::: Input data :::

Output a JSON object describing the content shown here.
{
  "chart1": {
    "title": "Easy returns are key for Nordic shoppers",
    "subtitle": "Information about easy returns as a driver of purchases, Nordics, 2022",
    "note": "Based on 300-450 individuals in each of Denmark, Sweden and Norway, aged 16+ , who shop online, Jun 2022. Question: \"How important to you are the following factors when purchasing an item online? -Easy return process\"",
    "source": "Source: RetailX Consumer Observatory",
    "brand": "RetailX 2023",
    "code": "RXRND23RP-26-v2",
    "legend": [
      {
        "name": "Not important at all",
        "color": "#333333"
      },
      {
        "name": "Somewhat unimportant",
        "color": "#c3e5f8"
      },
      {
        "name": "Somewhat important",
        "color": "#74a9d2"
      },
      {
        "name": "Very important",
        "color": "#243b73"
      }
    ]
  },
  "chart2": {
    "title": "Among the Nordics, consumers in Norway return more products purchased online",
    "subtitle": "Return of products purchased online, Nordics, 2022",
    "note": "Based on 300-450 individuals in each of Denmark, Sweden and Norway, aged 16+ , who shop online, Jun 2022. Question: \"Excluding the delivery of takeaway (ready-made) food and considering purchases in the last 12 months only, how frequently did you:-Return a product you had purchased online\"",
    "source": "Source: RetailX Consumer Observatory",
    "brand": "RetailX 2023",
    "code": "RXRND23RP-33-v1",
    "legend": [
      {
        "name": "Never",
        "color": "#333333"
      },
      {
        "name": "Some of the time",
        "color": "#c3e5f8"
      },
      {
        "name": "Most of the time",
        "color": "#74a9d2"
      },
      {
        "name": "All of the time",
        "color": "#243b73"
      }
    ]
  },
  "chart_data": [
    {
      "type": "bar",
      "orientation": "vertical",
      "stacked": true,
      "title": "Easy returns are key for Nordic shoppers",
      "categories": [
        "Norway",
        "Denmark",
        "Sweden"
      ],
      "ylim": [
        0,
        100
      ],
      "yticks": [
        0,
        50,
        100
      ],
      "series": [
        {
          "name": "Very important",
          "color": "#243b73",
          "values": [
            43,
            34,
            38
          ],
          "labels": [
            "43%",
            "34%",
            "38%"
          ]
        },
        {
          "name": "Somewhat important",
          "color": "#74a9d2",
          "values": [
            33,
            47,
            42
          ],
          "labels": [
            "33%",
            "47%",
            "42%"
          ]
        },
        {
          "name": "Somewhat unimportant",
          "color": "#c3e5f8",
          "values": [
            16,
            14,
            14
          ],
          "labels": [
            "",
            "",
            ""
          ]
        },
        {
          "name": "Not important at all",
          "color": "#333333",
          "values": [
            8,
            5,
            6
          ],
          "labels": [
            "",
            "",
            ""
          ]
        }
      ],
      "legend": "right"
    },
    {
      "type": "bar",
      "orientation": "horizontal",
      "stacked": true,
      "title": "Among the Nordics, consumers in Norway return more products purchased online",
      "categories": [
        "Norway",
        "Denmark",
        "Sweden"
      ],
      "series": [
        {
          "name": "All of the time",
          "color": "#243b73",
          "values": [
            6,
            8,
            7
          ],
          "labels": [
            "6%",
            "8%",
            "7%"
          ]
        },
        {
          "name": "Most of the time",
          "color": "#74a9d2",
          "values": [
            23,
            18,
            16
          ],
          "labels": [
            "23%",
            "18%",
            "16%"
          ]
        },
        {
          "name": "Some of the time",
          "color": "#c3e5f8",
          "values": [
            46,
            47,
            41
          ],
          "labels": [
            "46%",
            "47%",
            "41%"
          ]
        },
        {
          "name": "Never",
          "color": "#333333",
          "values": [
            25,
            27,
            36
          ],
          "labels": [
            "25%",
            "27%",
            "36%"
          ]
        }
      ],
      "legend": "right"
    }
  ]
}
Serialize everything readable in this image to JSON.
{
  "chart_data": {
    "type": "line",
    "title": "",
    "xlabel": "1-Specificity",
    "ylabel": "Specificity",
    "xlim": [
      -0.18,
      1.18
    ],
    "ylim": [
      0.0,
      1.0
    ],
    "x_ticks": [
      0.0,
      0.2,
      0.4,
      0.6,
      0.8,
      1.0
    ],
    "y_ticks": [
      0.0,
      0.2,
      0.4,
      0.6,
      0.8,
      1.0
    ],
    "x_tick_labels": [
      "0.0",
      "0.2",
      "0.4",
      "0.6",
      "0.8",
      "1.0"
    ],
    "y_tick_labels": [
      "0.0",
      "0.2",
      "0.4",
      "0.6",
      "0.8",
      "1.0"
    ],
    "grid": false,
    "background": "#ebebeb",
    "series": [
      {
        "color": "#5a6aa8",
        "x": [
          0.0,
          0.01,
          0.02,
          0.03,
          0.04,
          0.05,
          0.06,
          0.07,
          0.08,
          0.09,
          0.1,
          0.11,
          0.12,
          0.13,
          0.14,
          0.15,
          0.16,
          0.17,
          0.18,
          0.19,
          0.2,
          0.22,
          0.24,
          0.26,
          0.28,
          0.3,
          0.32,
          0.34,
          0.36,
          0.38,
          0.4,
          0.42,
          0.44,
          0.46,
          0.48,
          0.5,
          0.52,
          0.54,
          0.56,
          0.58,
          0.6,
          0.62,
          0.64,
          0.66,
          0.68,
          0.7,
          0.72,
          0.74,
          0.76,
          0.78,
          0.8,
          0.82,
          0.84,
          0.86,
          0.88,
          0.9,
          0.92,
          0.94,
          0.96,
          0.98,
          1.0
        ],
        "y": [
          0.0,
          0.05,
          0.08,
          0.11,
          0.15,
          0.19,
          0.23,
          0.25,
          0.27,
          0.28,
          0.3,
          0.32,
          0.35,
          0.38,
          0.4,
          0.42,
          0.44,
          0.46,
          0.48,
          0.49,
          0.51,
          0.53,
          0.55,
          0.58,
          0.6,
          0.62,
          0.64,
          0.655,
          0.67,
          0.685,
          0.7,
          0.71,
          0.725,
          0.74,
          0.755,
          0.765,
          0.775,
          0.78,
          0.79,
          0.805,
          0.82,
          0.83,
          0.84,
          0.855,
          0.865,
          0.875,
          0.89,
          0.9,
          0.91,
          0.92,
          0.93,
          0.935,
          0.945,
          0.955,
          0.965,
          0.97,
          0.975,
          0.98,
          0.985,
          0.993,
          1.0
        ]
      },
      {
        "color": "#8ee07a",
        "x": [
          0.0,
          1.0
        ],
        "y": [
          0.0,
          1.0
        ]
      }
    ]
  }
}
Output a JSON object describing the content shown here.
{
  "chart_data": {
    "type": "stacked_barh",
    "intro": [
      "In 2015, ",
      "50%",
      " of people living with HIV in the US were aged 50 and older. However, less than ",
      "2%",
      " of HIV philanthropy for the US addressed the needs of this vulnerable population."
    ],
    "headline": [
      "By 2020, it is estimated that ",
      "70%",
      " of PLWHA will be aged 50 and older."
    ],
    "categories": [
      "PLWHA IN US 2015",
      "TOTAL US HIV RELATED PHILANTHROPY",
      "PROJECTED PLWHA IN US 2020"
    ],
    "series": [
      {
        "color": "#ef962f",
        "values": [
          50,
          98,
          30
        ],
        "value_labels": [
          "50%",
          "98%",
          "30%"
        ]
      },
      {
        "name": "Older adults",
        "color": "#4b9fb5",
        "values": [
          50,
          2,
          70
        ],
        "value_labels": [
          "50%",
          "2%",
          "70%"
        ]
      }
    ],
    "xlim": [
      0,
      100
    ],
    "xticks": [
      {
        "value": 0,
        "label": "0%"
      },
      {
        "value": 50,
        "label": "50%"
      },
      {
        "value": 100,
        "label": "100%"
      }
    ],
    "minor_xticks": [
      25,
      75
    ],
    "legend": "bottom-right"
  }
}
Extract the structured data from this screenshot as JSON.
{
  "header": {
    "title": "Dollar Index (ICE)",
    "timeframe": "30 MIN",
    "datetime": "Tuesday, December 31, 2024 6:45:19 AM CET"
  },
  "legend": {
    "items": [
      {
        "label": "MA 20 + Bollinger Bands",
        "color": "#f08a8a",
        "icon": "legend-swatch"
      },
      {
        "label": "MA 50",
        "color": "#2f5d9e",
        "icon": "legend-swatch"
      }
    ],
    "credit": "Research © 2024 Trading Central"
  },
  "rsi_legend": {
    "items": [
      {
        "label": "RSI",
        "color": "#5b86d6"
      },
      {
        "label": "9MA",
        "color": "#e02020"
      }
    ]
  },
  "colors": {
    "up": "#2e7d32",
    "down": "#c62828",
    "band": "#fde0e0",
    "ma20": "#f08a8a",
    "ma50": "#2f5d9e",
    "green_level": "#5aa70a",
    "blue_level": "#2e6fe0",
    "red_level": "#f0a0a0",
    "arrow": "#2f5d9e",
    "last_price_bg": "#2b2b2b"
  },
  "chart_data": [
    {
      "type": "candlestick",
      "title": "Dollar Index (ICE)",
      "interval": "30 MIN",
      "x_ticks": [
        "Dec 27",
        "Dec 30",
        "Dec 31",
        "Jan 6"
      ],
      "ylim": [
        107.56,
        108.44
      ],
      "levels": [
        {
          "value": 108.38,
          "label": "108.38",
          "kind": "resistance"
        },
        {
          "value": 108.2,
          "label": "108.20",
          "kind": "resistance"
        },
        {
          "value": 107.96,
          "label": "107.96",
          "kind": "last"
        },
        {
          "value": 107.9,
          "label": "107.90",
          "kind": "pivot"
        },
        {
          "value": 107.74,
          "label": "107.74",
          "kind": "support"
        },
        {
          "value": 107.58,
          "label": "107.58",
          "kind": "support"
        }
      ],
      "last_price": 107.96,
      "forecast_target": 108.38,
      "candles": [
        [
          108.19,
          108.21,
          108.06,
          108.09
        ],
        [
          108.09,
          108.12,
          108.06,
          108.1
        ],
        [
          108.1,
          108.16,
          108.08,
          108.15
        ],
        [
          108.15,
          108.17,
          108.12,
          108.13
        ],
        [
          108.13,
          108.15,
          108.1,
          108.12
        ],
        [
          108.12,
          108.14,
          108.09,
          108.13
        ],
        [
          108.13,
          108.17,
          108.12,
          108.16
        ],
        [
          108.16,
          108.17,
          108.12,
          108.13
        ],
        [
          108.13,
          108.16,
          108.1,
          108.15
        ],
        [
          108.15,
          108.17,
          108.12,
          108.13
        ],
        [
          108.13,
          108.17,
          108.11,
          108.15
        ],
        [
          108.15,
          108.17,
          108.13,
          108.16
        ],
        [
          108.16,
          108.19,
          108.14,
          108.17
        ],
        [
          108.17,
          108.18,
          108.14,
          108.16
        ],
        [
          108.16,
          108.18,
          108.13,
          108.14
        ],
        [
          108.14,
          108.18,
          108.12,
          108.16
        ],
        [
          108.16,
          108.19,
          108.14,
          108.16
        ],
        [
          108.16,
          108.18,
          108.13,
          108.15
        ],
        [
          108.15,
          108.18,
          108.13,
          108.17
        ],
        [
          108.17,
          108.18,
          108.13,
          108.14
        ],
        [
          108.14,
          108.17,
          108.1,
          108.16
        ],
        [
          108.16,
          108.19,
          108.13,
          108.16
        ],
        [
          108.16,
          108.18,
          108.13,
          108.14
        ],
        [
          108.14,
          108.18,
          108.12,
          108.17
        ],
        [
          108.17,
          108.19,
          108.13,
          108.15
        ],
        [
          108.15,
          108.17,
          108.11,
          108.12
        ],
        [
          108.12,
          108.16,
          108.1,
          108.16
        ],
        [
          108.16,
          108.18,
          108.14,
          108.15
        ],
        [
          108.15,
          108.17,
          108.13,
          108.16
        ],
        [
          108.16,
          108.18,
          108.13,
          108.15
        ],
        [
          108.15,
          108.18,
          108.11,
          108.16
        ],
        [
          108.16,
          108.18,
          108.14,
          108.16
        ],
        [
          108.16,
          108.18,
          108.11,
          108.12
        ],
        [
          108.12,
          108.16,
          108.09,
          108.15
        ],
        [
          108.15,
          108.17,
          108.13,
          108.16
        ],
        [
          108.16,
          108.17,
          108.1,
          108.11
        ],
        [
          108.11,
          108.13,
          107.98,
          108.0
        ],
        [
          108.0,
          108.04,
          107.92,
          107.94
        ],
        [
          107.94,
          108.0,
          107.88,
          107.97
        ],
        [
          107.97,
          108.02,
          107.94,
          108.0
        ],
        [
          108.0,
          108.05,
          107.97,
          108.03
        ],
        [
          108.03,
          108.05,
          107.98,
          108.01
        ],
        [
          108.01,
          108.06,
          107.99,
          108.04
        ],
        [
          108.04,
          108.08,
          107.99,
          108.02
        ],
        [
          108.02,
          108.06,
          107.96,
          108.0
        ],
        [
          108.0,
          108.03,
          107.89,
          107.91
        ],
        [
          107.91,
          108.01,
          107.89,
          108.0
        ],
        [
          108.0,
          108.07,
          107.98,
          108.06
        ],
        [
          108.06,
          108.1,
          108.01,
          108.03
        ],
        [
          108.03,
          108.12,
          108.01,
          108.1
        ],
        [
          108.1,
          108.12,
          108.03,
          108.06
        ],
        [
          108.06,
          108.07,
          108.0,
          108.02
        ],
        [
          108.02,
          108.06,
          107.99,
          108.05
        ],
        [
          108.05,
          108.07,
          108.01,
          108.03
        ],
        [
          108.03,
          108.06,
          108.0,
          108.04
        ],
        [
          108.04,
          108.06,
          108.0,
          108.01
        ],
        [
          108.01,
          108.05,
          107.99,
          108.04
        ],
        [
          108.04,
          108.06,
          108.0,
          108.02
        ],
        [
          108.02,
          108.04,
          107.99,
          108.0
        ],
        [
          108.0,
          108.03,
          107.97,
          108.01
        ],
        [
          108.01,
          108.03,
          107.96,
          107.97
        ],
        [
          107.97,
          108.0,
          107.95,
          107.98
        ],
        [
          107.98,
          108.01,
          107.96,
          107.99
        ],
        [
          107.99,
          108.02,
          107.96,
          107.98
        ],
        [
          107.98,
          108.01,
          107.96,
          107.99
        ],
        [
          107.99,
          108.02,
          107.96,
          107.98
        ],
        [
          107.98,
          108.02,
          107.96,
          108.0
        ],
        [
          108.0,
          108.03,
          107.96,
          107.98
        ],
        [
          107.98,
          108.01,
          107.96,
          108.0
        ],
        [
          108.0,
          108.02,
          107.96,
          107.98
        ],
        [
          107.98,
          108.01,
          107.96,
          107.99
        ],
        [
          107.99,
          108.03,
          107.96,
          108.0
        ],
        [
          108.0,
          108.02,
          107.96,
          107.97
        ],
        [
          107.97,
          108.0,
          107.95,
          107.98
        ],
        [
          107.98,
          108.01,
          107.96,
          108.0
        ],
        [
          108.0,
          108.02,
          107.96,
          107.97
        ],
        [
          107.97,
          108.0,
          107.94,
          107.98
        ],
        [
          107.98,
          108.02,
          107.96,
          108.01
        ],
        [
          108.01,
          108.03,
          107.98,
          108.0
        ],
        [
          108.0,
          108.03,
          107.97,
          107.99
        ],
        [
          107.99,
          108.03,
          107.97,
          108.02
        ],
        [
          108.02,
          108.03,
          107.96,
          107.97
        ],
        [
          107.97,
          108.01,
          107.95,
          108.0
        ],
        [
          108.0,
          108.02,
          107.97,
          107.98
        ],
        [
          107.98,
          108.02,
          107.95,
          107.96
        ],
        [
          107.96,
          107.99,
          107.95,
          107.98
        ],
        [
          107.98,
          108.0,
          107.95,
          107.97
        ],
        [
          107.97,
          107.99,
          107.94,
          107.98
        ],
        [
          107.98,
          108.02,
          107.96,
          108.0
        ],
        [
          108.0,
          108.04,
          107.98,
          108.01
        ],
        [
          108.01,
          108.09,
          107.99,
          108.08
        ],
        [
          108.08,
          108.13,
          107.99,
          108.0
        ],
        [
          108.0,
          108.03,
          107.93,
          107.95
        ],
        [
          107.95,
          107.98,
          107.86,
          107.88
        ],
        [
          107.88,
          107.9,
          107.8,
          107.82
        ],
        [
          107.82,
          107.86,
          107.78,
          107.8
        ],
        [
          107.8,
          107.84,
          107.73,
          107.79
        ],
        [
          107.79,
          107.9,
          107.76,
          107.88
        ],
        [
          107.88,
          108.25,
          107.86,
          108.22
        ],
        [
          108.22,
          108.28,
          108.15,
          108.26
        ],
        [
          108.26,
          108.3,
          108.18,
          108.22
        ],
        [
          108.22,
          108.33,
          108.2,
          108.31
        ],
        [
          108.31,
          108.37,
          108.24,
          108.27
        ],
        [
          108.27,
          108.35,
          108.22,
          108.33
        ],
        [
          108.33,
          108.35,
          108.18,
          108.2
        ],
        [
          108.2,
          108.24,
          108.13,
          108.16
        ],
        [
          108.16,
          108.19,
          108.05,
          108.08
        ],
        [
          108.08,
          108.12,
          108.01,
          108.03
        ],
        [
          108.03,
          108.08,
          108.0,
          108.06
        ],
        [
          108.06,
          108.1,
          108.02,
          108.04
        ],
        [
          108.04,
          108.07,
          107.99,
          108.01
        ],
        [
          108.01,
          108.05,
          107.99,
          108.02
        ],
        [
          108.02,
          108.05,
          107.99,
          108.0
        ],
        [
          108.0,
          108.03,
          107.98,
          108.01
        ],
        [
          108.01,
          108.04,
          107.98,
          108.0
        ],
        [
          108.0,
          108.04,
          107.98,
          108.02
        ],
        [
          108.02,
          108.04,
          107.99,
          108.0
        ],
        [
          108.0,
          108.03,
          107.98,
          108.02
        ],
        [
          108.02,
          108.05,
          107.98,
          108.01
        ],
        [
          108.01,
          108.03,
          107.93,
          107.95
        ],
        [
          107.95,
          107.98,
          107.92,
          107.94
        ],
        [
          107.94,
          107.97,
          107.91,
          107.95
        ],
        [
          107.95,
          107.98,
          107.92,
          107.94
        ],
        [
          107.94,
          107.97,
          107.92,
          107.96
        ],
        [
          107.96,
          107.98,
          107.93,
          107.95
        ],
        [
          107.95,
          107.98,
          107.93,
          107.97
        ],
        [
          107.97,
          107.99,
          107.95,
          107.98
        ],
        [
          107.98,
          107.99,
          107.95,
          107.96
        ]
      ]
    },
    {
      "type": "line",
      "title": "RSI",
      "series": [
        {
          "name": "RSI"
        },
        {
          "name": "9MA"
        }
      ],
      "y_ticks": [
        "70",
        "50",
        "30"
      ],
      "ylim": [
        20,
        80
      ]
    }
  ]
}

:::

== Objective ==
Where does the word "code" appear in the listing? List each line that holds it.

== Answer to the exercise ==
    "code": "RXRND23RP-26-v2",
    "code": "RXRND23RP-33-v1",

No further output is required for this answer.